### OBJECTIVE:
Set the listing down again in full, word for word, with the pictures left out.

### INFORMATION SUPPLIED:
::::
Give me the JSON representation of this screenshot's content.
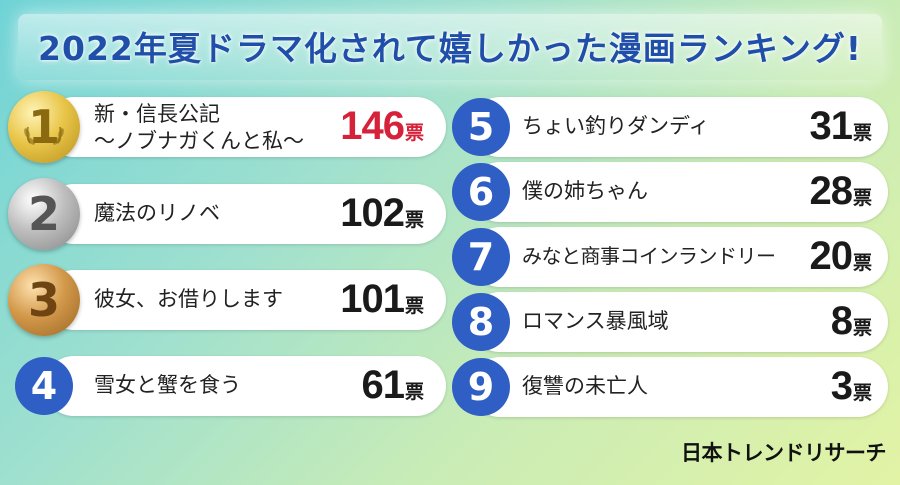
{
  "title": "2022年夏ドラマ化されて嬉しかった漫画ランキング!",
  "brand": "日本トレンドリサーチ",
  "chart_data": {
    "type": "table",
    "unit": "票",
    "items": [
      {
        "rank": "1",
        "name_line1": "新・信長公記",
        "name_line2": "～ノブナガくんと私～",
        "votes": 146
      },
      {
        "rank": "2",
        "name_line1": "魔法のリノベ",
        "name_line2": "",
        "votes": 102
      },
      {
        "rank": "3",
        "name_line1": "彼女、お借りします",
        "name_line2": "",
        "votes": 101
      },
      {
        "rank": "4",
        "name_line1": "雪女と蟹を食う",
        "name_line2": "",
        "votes": 61
      },
      {
        "rank": "5",
        "name_line1": "ちょい釣りダンディ",
        "name_line2": "",
        "votes": 31
      },
      {
        "rank": "6",
        "name_line1": "僕の姉ちゃん",
        "name_line2": "",
        "votes": 28
      },
      {
        "rank": "7",
        "name_line1": "みなと商事コインランドリー",
        "name_line2": "",
        "votes": 20
      },
      {
        "rank": "8",
        "name_line1": "ロマンス暴風域",
        "name_line2": "",
        "votes": 8
      },
      {
        "rank": "9",
        "name_line1": "復讐の未亡人",
        "name_line2": "",
        "votes": 3
      }
    ]
  },
  "colors": {
    "title": "#1f4fa8",
    "badge_blue": "#2f5fc4",
    "first_votes": "#d6213a"
  }
}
::::
### WRITTEN ANSWER:
Give me the JSON representation of this screenshot's content.
{
  "title": "2022年夏ドラマ化されて嬉しかった漫画ランキング!",
  "brand": "日本トレンドリサーチ",
  "chart_data": {
    "type": "table",
    "unit": "票",
    "items": [
      {
        "rank": "1",
        "name_line1": "新・信長公記",
        "name_line2": "～ノブナガくんと私～",
        "votes": 146
      },
      {
        "rank": "2",
        "name_line1": "魔法のリノベ",
        "name_line2": "",
        "votes": 102
      },
      {
        "rank": "3",
        "name_line1": "彼女、お借りします",
        "name_line2": "",
        "votes": 101
      },
      {
        "rank": "4",
        "name_line1": "雪女と蟹を食う",
        "name_line2": "",
        "votes": 61
      },
      {
        "rank": "5",
        "name_line1": "ちょい釣りダンディ",
        "name_line2": "",
        "votes": 31
      },
      {
        "rank": "6",
        "name_line1": "僕の姉ちゃん",
        "name_line2": "",
        "votes": 28
      },
      {
        "rank": "7",
        "name_line1": "みなと商事コインランドリー",
        "name_line2": "",
        "votes": 20
      },
      {
        "rank": "8",
        "name_line1": "ロマンス暴風域",
        "name_line2": "",
        "votes": 8
      },
      {
        "rank": "9",
        "name_line1": "復讐の未亡人",
        "name_line2": "",
        "votes": 3
      }
    ]
  },
  "colors": {
    "title": "#1f4fa8",
    "badge_blue": "#2f5fc4",
    "first_votes": "#d6213a"
  }
}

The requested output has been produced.